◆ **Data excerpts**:
========

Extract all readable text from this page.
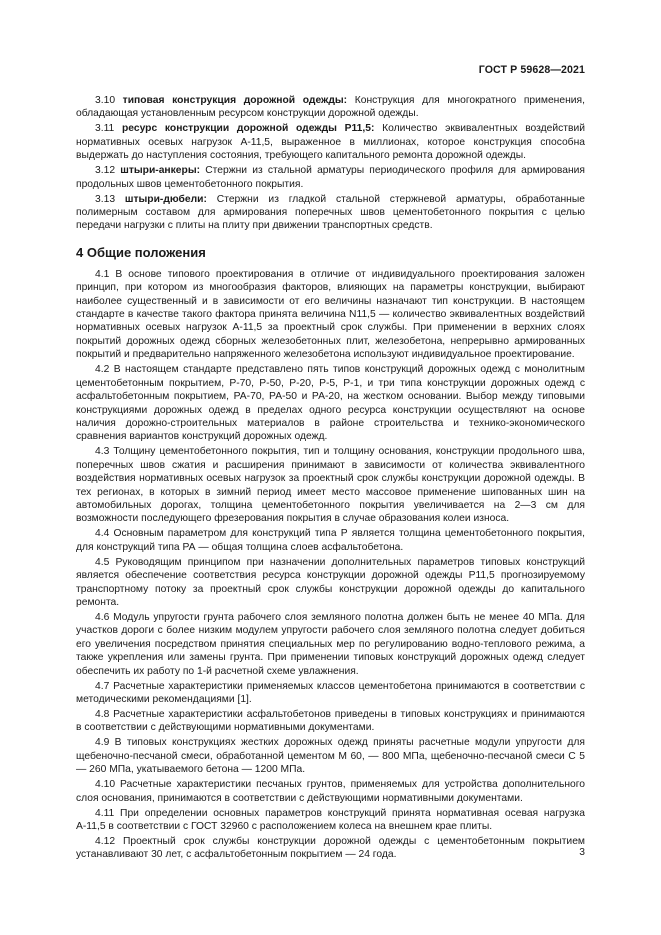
ГОСТ Р 59628—2021

3.10 типовая конструкция дорожной одежды: Конструкция для многократного применения, обладающая установленным ресурсом конструкции дорожной одежды.

3.11 ресурс конструкции дорожной одежды Р11,5: Количество эквивалентных воздействий нормативных осевых нагрузок А-11,5, выраженное в миллионах, которое конструкция способна выдержать до наступления состояния, требующего капитального ремонта дорожной одежды.

3.12 штыри-анкеры: Стержни из стальной арматуры периодического профиля для армирования продольных швов цементобетонного покрытия.

3.13 штыри-дюбели: Стержни из гладкой стальной стержневой арматуры, обработанные полимерным составом для армирования поперечных швов цементобетонного покрытия с целью передачи нагрузки с плиты на плиту при движении транспортных средств.

4 Общие положения

4.1 В основе типового проектирования в отличие от индивидуального проектирования заложен принцип, при котором из многообразия факторов, влияющих на параметры конструкции, выбирают наиболее существенный и в зависимости от его величины назначают тип конструкции. В настоящем стандарте в качестве такого фактора принята величина N11,5 — количество эквивалентных воздействий нормативных осевых нагрузок А-11,5 за проектный срок службы. При применении в верхних слоях покрытий дорожных одежд сборных железобетонных плит, железобетона, непрерывно армированных покрытий и предварительно напряженного железобетона используют индивидуальное проектирование.

4.2 В настоящем стандарте представлено пять типов конструкций дорожных одежд с монолитным цементобетонным покрытием, Р-70, Р-50, Р-20, Р-5, Р-1, и три типа конструкции дорожных одежд с асфальтобетонным покрытием, РА-70, РА-50 и РА-20, на жестком основании. Выбор между типовыми конструкциями дорожных одежд в пределах одного ресурса конструкции осуществляют на основе наличия дорожно-строительных материалов в районе строительства и технико-экономического сравнения вариантов конструкций дорожных одежд.

4.3 Толщину цементобетонного покрытия, тип и толщину основания, конструкции продольного шва, поперечных швов сжатия и расширения принимают в зависимости от количества эквивалентного воздействия нормативных осевых нагрузок за проектный срок службы конструкции дорожной одежды. В тех регионах, в которых в зимний период имеет место массовое применение шипованных шин на автомобильных дорогах, толщина цементобетонного покрытия увеличивается на 2—3 см для возможности последующего фрезерования покрытия в случае образования колеи износа.

4.4 Основным параметром для конструкций типа Р является толщина цементобетонного покрытия, для конструкций типа РА — общая толщина слоев асфальтобетона.

4.5 Руководящим принципом при назначении дополнительных параметров типовых конструкций является обеспечение соответствия ресурса конструкции дорожной одежды Р11,5 прогнозируемому транспортному потоку за проектный срок службы конструкции дорожной одежды до капитального ремонта.

4.6 Модуль упругости грунта рабочего слоя земляного полотна должен быть не менее 40 МПа. Для участков дороги с более низким модулем упругости рабочего слоя земляного полотна следует добиться его увеличения посредством принятия специальных мер по регулированию водно-теплового режима, а также укрепления или замены грунта. При применении типовых конструкций дорожных одежд следует обеспечить их работу по 1-й расчетной схеме увлажнения.

4.7 Расчетные характеристики применяемых классов цементобетона принимаются в соответствии с методическими рекомендациями [1].

4.8 Расчетные характеристики асфальтобетонов приведены в типовых конструкциях и принимаются в соответствии с действующими нормативными документами.

4.9 В типовых конструкциях жестких дорожных одежд приняты расчетные модули упругости для щебеночно-песчаной смеси, обработанной цементом М 60, — 800 МПа, щебеночно-песчаной смеси С 5 — 260 МПа, укатываемого бетона — 1200 МПа.

4.10 Расчетные характеристики песчаных грунтов, применяемых для устройства дополнительного слоя основания, принимаются в соответствии с действующими нормативными документами.

4.11 При определении основных параметров конструкций принята нормативная осевая нагрузка А-11,5 в соответствии с ГОСТ 32960 с расположением колеса на внешнем крае плиты.

4.12 Проектный срок службы конструкции дорожной одежды с цементобетонным покрытием устанавливают 30 лет, с асфальтобетонным покрытием — 24 года.	3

========

◆ **GIVEN PROBLEM**: Set down the material above as is, without any pictures.

◆ **IN RESPONSE**:
Extract all readable text from this page.
ГОСТ Р 59628—2021

3.10 типовая конструкция дорожной одежды: Конструкция для многократного применения, обладающая установленным ресурсом конструкции дорожной одежды.

3.11 ресурс конструкции дорожной одежды Р11,5: Количество эквивалентных воздействий нормативных осевых нагрузок А-11,5, выраженное в миллионах, которое конструкция способна выдержать до наступления состояния, требующего капитального ремонта дорожной одежды.

3.12 штыри-анкеры: Стержни из стальной арматуры периодического профиля для армирования продольных швов цементобетонного покрытия.

3.13 штыри-дюбели: Стержни из гладкой стальной стержневой арматуры, обработанные полимерным составом для армирования поперечных швов цементобетонного покрытия с целью передачи нагрузки с плиты на плиту при движении транспортных средств.

4 Общие положения

4.1 В основе типового проектирования в отличие от индивидуального проектирования заложен принцип, при котором из многообразия факторов, влияющих на параметры конструкции, выбирают наиболее существенный и в зависимости от его величины назначают тип конструкции. В настоящем стандарте в качестве такого фактора принята величина N11,5 — количество эквивалентных воздействий нормативных осевых нагрузок А-11,5 за проектный срок службы. При применении в верхних слоях покрытий дорожных одежд сборных железобетонных плит, железобетона, непрерывно армированных покрытий и предварительно напряженного железобетона используют индивидуальное проектирование.

4.2 В настоящем стандарте представлено пять типов конструкций дорожных одежд с монолитным цементобетонным покрытием, Р-70, Р-50, Р-20, Р-5, Р-1, и три типа конструкции дорожных одежд с асфальтобетонным покрытием, РА-70, РА-50 и РА-20, на жестком основании. Выбор между типовыми конструкциями дорожных одежд в пределах одного ресурса конструкции осуществляют на основе наличия дорожно-строительных материалов в районе строительства и технико-экономического сравнения вариантов конструкций дорожных одежд.

4.3 Толщину цементобетонного покрытия, тип и толщину основания, конструкции продольного шва, поперечных швов сжатия и расширения принимают в зависимости от количества эквивалентного воздействия нормативных осевых нагрузок за проектный срок службы конструкции дорожной одежды. В тех регионах, в которых в зимний период имеет место массовое применение шипованных шин на автомобильных дорогах, толщина цементобетонного покрытия увеличивается на 2—3 см для возможности последующего фрезерования покрытия в случае образования колеи износа.

4.4 Основным параметром для конструкций типа Р является толщина цементобетонного покрытия, для конструкций типа РА — общая толщина слоев асфальтобетона.

4.5 Руководящим принципом при назначении дополнительных параметров типовых конструкций является обеспечение соответствия ресурса конструкции дорожной одежды Р11,5 прогнозируемому транспортному потоку за проектный срок службы конструкции дорожной одежды до капитального ремонта.

4.6 Модуль упругости грунта рабочего слоя земляного полотна должен быть не менее 40 МПа. Для участков дороги с более низким модулем упругости рабочего слоя земляного полотна следует добиться его увеличения посредством принятия специальных мер по регулированию водно-теплового режима, а также укрепления или замены грунта. При применении типовых конструкций дорожных одежд следует обеспечить их работу по 1-й расчетной схеме увлажнения.

4.7 Расчетные характеристики применяемых классов цементобетона принимаются в соответствии с методическими рекомендациями [1].

4.8 Расчетные характеристики асфальтобетонов приведены в типовых конструкциях и принимаются в соответствии с действующими нормативными документами.

4.9 В типовых конструкциях жестких дорожных одежд приняты расчетные модули упругости для щебеночно-песчаной смеси, обработанной цементом М 60, — 800 МПа, щебеночно-песчаной смеси С 5 — 260 МПа, укатываемого бетона — 1200 МПа.

4.10 Расчетные характеристики песчаных грунтов, применяемых для устройства дополнительного слоя основания, принимаются в соответствии с действующими нормативными документами.

4.11 При определении основных параметров конструкций принята нормативная осевая нагрузка А-11,5 в соответствии с ГОСТ 32960 с расположением колеса на внешнем крае плиты.

4.12 Проектный срок службы конструкции дорожной одежды с цементобетонным покрытием устанавливают 30 лет, с асфальтобетонным покрытием — 24 года.	3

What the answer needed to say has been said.